--- Records provided ---

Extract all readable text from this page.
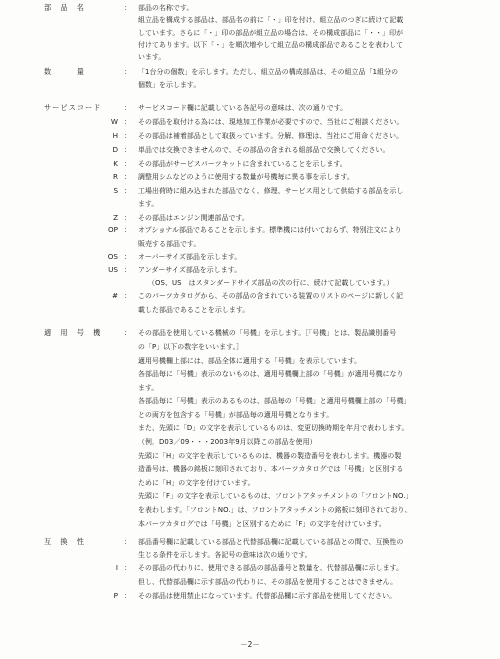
部　品　名	： 部品の名称です。
組立品を構成する部品は、部品名の前に「・」印を付け、組立品のつぎに続けて記載
しています。さらに「・」印の部品が組立品の場合は、その構成部品に「・・」印が
付けてあります。以下「・」を順次増やして組立品の構成部品であることを表わして
います。
数　　　量	： 「1台分の個数」を示します。ただし、組立品の構成部品は、その組立品「1組分の
個数」を示します。
サービスコード	： サービスコード欄に記載している各記号の意味は、次の通りです。
W ： その部品を取付ける為には、現地加工作業が必要ですので、当社にご相談ください。
H ： その部品は補着部品として取扱っています。分解、修理は、当社にご用命ください。
D ： 単品では交換できませんので、その部品の含まれる組部品で交換してください。
K ： その部品がサービスパーツキットに含まれていることを示します。
R ： 調整用シムなどのように使用する数量が号機毎に異る事を示します。
S ： 工場出荷時に組み込まれた部品でなく、修理、サービス用として供給する部品を示し
ます。
Z ： その部品はエンジン関連部品です。
OP ： オプショナル部品であることを示します。標準機には付いておらず、特別注文により
販売する部品です。
OS ： オーバーサイズ部品を示します。
US ： アンダーサイズ部品を示します。
（OS、US　はスタンダードサイズ部品の次の行に、続けて記載しています。）
# ： このパーツカタログから、その部品の含まれている装置のリストのページに新しく記
載した部品であることを示します。
適　用　号　機	： その部品を使用している機械の「号機」を示します。［「号機」とは、製品識別番号
の「P」以下の数字をいいます。］
適用号機欄上部には、部品全体に適用する「号機」を表示しています。
各部品毎に「号機」表示のないものは、適用号機欄上部の「号機」が適用号機になり
ます。
各部品毎に「号機」表示のあるものは、部品毎の「号機」と適用号機欄上部の「号機」
との両方を包含する「号機」が部品毎の適用号機となります。
また、先頭に「D」の文字を表示しているものは、変更切換時期を年月で表わします。
（例．D03／09・・・2003年9月以降この部品を使用）
先頭に「H」の文字を表示しているものは、機器の製造番号を表わします。機器の製
造番号は、機器の銘板に刻印されており、本パーツカタログでは「号機」と区別する
ために「H」の文字を付けています。
先頭に「F」の文字を表示しているものは、フロントアタッチメントの「フロントNO.」
を表わします。「フロントNO.」は、フロントアタッチメントの銘板に刻印されており、
本パーツカタログでは「号機」と区別するために「F」の文字を付けています。
互　換　性	： 部品番号欄に記載している部品と代替部品欄に記載している部品との間で、互換性の
生じる条件を示します。各記号の意味は次の通りです。
I ： その部品の代わりに、使用できる部品の部品番号と数量を、代替部品欄に示します。
但し、代替部品欄に示す部品の代わりに、その部品を使用することはできません。
P ： その部品は使用禁止になっています。代替部品欄に示す部品を使用してください。
－2－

---

Task details:
How many of the lines above hold the word "の文字を付けています"? Give only that number.

Output for this task:
2